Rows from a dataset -
## BEGIN

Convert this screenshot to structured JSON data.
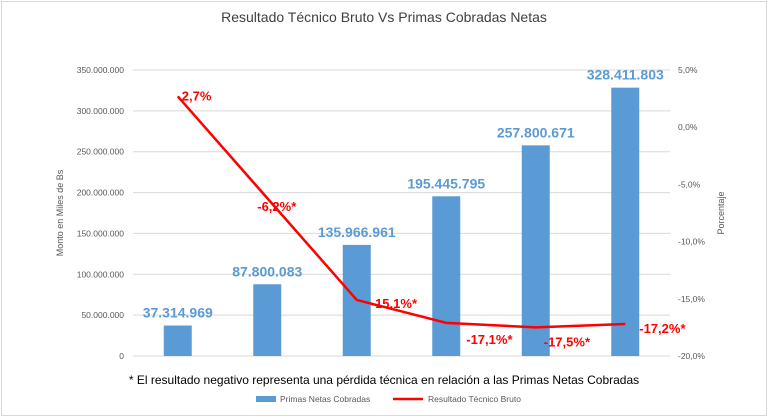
{
  "chart_data": {
    "type": "bar+line",
    "title": "Resultado Técnico Bruto Vs Primas Cobradas Netas",
    "ylabel": "Monto en Miles de Bs",
    "y2label": "Porcentaje",
    "ylim": [
      0,
      350000000
    ],
    "y2lim": [
      -20,
      5
    ],
    "yticks": [
      "0",
      "50.000.000",
      "100.000.000",
      "150.000.000",
      "200.000.000",
      "250.000.000",
      "300.000.000",
      "350.000.000"
    ],
    "y2ticks": [
      "-20,0%",
      "-15,0%",
      "-10,0%",
      "-5,0%",
      "0,0%",
      "5,0%"
    ],
    "grid": true,
    "legend_position": "bottom",
    "footnote": "* El resultado negativo representa una pérdida técnica en relación a las Primas Netas Cobradas",
    "series": [
      {
        "name": "Primas Netas Cobradas",
        "type": "bar",
        "color": "#5b9bd5",
        "values": [
          37314969,
          87800083,
          135966961,
          195445795,
          257800671,
          328411803
        ],
        "labels": [
          "37.314.969",
          "87.800.083",
          "135.966.961",
          "195.445.795",
          "257.800.671",
          "328.411.803"
        ]
      },
      {
        "name": "Resultado Técnico Bruto",
        "type": "line",
        "color": "#ff0000",
        "values": [
          2.7,
          -6.2,
          -15.1,
          -17.1,
          -17.5,
          -17.2
        ],
        "labels": [
          "2,7%",
          "-6,2%*",
          "-15,1%*",
          "-17,1%*",
          "-17,5%*",
          "-17,2%*"
        ]
      }
    ]
  }
}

## END

WRITTEN INSTRUCTION -
Retype the whole listing exactly and leave the pictures out.

EXERCISE RESPONSE -
Convert this screenshot to structured JSON data.
{
  "chart_data": {
    "type": "bar+line",
    "title": "Resultado Técnico Bruto Vs Primas Cobradas Netas",
    "ylabel": "Monto en Miles de Bs",
    "y2label": "Porcentaje",
    "ylim": [
      0,
      350000000
    ],
    "y2lim": [
      -20,
      5
    ],
    "yticks": [
      "0",
      "50.000.000",
      "100.000.000",
      "150.000.000",
      "200.000.000",
      "250.000.000",
      "300.000.000",
      "350.000.000"
    ],
    "y2ticks": [
      "-20,0%",
      "-15,0%",
      "-10,0%",
      "-5,0%",
      "0,0%",
      "5,0%"
    ],
    "grid": true,
    "legend_position": "bottom",
    "footnote": "* El resultado negativo representa una pérdida técnica en relación a las Primas Netas Cobradas",
    "series": [
      {
        "name": "Primas Netas Cobradas",
        "type": "bar",
        "color": "#5b9bd5",
        "values": [
          37314969,
          87800083,
          135966961,
          195445795,
          257800671,
          328411803
        ],
        "labels": [
          "37.314.969",
          "87.800.083",
          "135.966.961",
          "195.445.795",
          "257.800.671",
          "328.411.803"
        ]
      },
      {
        "name": "Resultado Técnico Bruto",
        "type": "line",
        "color": "#ff0000",
        "values": [
          2.7,
          -6.2,
          -15.1,
          -17.1,
          -17.5,
          -17.2
        ],
        "labels": [
          "2,7%",
          "-6,2%*",
          "-15,1%*",
          "-17,1%*",
          "-17,5%*",
          "-17,2%*"
        ]
      }
    ]
  }
}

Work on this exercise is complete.